**Short exercise**
Tell how many lines have the string "sample" in them, and write nothing besides the number.

**Data records**
____________________

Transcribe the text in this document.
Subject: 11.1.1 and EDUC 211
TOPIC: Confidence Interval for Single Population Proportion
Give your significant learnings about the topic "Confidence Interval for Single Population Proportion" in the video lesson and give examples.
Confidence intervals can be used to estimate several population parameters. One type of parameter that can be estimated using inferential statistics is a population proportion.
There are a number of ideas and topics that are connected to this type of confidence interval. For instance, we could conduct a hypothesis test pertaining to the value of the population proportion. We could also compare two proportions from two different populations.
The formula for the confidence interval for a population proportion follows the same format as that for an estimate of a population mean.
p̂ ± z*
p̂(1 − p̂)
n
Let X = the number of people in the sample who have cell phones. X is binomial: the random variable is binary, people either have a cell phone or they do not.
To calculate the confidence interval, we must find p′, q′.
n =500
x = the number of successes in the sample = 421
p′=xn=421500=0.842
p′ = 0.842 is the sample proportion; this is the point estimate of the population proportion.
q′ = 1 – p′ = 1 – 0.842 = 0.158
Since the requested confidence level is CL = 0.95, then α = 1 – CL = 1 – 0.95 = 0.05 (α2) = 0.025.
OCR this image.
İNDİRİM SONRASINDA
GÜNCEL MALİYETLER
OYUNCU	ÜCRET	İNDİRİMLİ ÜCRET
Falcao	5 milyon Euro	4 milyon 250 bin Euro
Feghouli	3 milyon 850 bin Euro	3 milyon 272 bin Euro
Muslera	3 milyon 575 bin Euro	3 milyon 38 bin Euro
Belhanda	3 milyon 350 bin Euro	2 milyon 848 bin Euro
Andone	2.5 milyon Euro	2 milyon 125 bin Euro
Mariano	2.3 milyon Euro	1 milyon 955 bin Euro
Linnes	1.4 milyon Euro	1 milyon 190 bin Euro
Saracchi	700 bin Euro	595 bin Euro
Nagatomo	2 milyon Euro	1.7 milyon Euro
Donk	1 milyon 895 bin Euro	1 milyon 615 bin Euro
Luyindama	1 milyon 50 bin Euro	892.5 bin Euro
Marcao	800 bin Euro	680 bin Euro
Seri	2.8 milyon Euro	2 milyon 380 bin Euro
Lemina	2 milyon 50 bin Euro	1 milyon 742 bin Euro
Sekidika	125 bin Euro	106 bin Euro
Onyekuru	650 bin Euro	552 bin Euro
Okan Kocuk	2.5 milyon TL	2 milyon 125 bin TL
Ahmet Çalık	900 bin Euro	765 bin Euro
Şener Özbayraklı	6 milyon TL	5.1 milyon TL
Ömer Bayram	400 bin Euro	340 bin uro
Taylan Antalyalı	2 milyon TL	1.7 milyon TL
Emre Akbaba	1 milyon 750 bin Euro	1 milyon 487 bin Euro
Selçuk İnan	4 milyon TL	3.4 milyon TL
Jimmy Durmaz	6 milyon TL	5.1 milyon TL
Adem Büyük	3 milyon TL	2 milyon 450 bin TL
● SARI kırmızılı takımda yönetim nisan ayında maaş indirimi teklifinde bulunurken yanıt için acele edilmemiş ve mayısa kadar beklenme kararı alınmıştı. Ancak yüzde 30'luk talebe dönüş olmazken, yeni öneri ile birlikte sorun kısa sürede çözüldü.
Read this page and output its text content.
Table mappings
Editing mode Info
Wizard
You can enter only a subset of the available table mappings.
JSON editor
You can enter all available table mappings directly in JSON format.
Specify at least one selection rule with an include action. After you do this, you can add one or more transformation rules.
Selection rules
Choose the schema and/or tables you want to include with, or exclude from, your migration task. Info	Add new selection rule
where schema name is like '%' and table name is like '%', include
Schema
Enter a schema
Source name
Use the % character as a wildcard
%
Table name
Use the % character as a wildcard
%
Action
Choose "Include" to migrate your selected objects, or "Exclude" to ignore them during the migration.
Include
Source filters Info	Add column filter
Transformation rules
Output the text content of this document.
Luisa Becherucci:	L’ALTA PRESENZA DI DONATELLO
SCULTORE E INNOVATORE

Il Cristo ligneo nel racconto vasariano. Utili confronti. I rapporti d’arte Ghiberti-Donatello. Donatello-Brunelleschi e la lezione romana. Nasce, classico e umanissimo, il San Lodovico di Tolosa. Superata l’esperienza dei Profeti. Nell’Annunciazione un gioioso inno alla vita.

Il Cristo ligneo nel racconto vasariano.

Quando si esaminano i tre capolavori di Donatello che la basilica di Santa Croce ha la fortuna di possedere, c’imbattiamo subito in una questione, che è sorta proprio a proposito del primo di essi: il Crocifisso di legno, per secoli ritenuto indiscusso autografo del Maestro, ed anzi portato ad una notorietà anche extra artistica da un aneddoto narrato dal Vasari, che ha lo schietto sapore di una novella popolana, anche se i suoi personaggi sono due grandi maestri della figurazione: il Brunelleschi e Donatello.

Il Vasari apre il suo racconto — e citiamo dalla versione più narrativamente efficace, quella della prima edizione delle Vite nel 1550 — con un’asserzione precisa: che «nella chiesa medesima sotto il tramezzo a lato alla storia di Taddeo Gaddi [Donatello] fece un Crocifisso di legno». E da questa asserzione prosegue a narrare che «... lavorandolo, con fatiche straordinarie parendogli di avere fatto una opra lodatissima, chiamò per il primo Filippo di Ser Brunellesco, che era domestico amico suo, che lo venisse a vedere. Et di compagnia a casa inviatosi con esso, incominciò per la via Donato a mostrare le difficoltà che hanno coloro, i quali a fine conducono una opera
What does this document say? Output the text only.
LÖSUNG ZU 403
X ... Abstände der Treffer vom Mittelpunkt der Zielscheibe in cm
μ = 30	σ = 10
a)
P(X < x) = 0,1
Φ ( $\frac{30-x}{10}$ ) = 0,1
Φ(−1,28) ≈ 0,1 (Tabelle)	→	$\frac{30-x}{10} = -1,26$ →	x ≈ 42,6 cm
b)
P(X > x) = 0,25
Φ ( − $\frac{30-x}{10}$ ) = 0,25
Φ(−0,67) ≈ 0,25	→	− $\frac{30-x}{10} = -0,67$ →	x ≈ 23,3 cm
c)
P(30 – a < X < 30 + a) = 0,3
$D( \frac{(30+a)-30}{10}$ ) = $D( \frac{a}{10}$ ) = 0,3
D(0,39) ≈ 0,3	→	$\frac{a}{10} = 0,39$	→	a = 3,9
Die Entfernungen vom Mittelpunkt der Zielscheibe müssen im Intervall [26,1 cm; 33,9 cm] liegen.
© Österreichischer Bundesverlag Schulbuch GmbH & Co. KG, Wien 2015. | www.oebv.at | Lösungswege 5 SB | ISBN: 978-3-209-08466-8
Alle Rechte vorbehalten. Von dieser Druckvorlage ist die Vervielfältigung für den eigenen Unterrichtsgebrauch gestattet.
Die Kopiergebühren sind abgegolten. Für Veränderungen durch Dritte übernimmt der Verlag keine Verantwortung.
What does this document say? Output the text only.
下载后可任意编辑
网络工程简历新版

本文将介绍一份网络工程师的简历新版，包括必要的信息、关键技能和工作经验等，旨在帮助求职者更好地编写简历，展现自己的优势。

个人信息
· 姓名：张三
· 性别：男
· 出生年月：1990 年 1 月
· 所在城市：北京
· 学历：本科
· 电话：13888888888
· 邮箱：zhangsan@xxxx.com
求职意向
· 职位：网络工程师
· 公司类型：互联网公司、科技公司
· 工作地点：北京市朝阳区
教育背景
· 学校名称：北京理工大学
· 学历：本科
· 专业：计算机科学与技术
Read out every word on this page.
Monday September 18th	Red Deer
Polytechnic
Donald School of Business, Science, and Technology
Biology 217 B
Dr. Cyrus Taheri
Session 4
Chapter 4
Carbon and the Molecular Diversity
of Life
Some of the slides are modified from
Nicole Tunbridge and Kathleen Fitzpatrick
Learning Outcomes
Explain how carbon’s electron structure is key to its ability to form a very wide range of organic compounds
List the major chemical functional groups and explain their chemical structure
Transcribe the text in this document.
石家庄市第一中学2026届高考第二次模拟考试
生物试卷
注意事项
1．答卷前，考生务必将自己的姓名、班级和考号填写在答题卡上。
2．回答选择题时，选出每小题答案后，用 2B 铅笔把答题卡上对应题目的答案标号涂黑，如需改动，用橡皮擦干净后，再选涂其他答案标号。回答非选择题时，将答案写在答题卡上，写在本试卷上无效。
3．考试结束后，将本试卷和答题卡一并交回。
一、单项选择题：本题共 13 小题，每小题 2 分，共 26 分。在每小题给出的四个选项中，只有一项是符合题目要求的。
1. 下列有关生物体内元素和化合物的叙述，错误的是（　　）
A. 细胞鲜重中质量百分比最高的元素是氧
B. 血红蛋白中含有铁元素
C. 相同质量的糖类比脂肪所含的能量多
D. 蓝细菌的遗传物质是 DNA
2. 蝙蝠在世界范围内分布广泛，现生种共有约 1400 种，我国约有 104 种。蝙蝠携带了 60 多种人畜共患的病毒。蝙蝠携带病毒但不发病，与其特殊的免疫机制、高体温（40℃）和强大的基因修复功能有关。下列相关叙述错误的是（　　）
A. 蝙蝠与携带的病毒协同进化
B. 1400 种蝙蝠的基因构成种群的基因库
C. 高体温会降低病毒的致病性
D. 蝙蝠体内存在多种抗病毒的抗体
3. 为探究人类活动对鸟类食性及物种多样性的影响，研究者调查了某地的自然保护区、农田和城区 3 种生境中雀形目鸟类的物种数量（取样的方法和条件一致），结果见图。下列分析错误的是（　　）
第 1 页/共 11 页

____________________

**Expected answer**
3